WORK TO BE COMPLETED >>
Find every line in the records that holds the string "support". Copy each one.

INPUT DATA >>

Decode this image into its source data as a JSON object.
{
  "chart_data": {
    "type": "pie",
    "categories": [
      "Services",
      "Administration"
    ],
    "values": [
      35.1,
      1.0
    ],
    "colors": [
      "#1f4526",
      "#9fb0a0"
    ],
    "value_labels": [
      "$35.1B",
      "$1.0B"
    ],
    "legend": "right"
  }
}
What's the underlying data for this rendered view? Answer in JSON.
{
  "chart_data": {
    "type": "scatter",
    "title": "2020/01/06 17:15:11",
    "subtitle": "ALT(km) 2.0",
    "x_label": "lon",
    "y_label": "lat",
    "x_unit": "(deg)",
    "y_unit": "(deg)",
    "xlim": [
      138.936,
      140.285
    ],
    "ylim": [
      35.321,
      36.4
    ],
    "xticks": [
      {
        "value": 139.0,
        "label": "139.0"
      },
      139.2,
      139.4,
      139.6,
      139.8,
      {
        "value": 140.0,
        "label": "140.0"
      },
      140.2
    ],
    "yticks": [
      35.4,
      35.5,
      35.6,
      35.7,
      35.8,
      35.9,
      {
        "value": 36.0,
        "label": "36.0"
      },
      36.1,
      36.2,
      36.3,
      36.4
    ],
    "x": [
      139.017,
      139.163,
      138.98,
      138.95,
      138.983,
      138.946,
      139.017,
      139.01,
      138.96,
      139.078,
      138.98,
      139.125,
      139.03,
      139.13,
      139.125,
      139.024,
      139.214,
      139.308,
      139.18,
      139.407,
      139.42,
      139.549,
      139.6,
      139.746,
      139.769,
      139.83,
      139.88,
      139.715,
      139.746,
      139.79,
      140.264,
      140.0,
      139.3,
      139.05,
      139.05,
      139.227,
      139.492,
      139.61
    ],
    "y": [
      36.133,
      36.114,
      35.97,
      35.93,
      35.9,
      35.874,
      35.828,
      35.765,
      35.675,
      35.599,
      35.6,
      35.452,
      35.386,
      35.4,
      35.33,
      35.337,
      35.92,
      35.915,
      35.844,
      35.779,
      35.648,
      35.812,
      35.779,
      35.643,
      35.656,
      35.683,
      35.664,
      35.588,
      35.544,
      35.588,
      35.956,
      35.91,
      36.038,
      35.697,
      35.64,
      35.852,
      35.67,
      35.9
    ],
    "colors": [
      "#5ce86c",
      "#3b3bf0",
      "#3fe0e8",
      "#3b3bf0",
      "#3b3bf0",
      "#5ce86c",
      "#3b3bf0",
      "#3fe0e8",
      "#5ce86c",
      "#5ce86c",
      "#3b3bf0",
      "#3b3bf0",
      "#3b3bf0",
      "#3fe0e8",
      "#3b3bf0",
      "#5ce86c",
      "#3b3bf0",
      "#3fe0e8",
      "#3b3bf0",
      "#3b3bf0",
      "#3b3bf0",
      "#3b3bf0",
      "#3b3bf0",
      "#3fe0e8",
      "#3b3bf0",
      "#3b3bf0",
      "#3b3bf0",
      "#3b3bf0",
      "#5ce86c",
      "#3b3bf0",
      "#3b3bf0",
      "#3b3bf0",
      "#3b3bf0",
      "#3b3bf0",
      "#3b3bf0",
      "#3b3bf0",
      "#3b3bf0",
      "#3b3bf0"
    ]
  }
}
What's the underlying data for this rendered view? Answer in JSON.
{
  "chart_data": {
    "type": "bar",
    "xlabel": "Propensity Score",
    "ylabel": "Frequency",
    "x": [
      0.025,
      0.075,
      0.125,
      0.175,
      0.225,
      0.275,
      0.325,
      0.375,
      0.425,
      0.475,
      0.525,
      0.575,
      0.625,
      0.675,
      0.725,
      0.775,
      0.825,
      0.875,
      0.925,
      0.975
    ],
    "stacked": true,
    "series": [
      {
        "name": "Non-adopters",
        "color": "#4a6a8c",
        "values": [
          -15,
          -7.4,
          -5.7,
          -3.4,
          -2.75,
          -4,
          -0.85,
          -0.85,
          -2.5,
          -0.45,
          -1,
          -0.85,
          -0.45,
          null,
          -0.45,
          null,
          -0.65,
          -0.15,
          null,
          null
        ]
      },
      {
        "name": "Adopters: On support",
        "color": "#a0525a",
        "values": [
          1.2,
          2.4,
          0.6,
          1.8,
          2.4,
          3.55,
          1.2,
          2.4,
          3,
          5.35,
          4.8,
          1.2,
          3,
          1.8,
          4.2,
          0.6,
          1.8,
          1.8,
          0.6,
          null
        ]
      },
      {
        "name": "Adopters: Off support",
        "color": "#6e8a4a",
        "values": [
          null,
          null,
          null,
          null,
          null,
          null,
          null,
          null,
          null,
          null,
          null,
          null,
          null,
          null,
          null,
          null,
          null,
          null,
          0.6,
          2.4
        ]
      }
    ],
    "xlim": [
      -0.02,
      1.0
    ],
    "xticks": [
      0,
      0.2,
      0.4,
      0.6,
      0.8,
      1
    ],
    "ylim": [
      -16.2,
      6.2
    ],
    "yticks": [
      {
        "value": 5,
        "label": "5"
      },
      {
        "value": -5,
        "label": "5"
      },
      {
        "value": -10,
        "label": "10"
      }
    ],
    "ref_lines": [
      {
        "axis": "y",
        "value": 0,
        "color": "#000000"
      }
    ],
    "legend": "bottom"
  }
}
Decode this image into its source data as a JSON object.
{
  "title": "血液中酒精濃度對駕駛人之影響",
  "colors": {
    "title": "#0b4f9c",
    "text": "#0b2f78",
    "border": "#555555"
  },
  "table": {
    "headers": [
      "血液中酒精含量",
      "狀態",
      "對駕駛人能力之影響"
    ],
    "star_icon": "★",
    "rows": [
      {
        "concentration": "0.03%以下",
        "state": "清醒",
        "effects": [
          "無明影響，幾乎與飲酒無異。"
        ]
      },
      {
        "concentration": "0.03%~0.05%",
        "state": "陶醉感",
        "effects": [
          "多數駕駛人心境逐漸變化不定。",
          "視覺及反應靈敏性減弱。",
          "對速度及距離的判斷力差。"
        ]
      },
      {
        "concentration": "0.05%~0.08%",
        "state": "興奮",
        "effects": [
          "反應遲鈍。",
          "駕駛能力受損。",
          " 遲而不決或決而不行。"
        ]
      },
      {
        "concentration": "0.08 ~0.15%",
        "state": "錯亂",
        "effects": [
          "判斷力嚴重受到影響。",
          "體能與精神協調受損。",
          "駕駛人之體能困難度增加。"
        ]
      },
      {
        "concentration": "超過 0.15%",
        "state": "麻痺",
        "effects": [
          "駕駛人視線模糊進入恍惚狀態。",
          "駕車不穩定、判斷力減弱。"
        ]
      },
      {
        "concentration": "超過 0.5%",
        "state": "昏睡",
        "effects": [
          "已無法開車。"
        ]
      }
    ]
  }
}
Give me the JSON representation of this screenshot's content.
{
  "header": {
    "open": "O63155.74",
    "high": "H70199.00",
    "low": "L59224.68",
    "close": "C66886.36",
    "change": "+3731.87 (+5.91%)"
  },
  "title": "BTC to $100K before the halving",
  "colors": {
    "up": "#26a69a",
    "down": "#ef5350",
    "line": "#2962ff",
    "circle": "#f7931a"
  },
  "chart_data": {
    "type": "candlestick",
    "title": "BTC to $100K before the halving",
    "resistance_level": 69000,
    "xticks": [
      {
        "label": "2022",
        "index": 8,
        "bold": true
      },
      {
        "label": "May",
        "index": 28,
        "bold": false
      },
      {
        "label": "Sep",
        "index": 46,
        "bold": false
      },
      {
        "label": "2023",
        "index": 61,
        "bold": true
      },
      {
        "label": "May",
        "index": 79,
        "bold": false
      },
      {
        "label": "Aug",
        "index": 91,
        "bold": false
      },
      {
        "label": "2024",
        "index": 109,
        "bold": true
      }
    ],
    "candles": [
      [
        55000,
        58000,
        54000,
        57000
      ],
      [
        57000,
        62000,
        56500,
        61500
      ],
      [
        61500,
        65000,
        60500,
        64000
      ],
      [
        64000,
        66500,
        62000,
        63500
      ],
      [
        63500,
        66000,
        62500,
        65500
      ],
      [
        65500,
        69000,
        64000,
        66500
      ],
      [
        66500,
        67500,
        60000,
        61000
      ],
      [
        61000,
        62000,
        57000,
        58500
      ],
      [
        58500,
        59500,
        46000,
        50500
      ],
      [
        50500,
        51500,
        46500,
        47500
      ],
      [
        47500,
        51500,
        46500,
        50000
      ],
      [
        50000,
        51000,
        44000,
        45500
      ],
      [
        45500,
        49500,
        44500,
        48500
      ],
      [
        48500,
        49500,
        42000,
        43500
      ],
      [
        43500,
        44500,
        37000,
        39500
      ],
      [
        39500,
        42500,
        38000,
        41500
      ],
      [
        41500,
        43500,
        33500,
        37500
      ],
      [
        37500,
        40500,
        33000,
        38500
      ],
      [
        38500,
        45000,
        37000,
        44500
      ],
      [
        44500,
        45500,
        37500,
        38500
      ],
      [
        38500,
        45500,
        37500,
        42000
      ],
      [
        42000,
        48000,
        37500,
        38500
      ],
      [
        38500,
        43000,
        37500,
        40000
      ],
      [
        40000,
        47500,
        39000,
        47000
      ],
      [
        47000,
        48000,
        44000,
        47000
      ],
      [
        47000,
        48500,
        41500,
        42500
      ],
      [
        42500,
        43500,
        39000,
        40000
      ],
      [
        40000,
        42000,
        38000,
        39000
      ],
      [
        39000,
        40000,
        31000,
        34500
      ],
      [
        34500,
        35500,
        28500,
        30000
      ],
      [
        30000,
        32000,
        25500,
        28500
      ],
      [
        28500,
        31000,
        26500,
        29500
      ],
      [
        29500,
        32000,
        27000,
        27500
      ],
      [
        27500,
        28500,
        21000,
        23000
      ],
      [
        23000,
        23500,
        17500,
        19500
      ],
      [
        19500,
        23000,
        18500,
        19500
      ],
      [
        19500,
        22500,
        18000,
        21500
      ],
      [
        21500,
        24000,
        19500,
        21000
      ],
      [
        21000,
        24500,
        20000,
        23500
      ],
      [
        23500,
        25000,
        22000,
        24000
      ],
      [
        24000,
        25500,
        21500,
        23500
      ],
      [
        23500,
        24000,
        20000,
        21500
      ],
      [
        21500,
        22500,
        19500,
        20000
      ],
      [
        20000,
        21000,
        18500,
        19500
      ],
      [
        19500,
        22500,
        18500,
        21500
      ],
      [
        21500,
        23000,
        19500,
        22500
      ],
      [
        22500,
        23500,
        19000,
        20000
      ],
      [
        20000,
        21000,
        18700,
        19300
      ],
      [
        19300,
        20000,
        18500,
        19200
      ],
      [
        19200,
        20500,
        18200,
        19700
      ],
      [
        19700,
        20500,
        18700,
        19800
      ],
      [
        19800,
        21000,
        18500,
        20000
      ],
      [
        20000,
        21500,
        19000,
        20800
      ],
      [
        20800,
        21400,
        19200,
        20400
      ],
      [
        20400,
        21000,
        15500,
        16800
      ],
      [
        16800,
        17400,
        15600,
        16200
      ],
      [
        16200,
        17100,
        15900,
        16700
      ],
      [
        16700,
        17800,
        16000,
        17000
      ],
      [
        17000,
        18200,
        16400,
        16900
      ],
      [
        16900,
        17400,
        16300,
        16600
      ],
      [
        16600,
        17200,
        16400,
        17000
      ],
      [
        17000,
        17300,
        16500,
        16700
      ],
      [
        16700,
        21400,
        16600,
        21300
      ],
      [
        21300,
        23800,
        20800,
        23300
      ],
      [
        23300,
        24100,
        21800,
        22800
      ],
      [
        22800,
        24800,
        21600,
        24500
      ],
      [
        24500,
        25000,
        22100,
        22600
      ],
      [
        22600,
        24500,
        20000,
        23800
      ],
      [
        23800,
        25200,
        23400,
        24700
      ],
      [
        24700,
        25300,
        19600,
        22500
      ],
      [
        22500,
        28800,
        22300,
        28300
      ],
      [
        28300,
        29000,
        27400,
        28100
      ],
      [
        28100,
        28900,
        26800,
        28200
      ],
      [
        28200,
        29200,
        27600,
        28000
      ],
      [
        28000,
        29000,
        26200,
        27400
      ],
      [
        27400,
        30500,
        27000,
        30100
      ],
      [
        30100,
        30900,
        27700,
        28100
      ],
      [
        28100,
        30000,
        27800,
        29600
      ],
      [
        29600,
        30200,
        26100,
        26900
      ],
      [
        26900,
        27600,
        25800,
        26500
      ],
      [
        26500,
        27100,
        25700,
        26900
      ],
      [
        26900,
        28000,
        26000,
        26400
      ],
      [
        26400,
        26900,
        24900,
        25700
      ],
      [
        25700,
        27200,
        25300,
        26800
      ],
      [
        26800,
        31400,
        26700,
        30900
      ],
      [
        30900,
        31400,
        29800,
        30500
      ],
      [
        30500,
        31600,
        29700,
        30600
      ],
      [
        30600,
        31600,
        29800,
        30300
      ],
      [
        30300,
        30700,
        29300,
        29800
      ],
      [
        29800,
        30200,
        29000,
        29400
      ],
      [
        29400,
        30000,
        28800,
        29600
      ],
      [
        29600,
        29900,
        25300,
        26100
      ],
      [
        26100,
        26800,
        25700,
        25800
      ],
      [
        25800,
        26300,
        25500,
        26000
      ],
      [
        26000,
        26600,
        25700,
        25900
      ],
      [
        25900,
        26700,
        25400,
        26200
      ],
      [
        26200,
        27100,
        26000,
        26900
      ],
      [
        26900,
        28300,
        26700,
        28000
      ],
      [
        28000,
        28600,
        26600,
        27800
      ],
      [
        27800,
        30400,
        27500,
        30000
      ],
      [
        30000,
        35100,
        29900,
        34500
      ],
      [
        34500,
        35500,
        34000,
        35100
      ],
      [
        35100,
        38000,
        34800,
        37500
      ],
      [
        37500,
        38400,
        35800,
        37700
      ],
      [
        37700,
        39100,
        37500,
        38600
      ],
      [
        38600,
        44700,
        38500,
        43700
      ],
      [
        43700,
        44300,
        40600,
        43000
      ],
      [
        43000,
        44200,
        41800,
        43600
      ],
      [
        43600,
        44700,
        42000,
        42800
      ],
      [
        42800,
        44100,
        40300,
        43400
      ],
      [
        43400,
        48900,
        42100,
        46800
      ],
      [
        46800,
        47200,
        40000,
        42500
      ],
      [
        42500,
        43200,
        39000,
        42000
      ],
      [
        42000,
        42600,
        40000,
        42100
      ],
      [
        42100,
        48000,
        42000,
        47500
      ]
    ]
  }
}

RESULT FOR THIS TASK >>
        "name": "Adopters: On support",
        "name": "Adopters: Off support",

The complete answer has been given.